OBJECTIVE =>
Search the records below for the word "Humanity". Pull out each line that has it.

╭──

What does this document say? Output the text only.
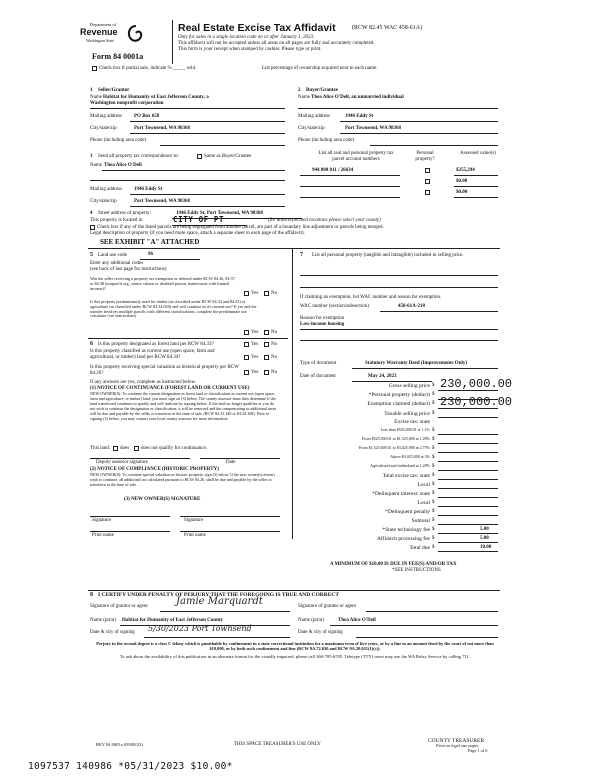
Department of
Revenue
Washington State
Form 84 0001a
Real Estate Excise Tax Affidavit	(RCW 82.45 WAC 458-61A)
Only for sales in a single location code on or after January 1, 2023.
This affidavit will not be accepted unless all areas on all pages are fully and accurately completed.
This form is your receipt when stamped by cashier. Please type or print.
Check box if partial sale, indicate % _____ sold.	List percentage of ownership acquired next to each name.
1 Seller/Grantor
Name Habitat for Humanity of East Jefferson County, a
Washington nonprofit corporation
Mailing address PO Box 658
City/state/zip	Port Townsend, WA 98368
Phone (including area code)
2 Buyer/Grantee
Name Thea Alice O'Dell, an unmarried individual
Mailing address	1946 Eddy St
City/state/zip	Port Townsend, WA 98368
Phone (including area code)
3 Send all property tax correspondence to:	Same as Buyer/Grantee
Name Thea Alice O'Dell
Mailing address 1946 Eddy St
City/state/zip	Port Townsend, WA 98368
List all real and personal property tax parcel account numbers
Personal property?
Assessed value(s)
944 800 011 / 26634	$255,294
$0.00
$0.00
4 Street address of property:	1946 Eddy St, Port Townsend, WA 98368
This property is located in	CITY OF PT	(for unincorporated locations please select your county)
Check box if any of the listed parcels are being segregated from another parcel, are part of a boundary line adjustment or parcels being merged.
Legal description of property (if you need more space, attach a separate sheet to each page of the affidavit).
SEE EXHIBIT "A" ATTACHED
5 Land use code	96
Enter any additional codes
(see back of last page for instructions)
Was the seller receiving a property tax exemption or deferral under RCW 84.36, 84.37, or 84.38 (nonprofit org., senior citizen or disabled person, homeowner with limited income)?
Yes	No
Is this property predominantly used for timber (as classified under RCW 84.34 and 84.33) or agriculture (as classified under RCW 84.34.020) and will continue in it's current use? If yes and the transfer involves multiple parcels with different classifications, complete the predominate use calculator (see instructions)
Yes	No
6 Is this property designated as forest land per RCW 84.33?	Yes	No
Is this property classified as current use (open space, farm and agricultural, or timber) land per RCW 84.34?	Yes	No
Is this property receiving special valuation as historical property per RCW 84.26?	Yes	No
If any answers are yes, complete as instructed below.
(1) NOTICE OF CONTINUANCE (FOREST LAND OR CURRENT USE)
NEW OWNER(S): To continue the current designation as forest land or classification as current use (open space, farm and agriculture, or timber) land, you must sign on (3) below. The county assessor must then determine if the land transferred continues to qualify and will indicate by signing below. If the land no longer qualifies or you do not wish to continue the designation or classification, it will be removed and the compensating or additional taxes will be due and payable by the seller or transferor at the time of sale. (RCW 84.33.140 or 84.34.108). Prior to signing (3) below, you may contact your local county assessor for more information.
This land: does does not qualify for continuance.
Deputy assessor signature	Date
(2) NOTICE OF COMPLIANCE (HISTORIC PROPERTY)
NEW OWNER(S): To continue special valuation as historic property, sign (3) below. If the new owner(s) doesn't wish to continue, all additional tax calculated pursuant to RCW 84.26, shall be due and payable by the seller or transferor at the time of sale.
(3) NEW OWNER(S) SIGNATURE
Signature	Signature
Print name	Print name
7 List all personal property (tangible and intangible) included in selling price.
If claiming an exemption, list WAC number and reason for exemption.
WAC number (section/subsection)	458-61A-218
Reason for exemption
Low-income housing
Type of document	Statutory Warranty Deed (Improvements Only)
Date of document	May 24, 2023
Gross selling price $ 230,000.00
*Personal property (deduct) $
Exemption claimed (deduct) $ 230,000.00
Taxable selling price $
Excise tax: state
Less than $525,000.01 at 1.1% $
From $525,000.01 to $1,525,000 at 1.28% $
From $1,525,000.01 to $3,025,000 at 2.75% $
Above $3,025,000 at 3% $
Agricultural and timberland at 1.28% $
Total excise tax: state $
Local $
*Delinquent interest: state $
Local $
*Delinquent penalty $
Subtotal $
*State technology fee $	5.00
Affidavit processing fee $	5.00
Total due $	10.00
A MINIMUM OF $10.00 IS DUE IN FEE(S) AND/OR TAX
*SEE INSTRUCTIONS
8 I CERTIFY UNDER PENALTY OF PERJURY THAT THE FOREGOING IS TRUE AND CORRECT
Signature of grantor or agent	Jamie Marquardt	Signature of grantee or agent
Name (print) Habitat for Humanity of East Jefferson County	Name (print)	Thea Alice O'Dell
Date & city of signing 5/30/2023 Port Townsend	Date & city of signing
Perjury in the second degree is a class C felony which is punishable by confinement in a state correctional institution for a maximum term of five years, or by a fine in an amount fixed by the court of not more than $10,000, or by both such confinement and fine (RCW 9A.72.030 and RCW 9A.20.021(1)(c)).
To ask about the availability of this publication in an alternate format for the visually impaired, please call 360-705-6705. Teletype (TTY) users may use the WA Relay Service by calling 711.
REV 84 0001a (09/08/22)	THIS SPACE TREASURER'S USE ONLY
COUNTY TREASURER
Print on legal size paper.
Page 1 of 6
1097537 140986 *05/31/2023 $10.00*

╰──

TASK OUTPUT =>
Name Habitat for Humanity of East Jefferson County, a
Name (print) Habitat for Humanity of East Jefferson County	Name (print)	Thea Alice O'Dell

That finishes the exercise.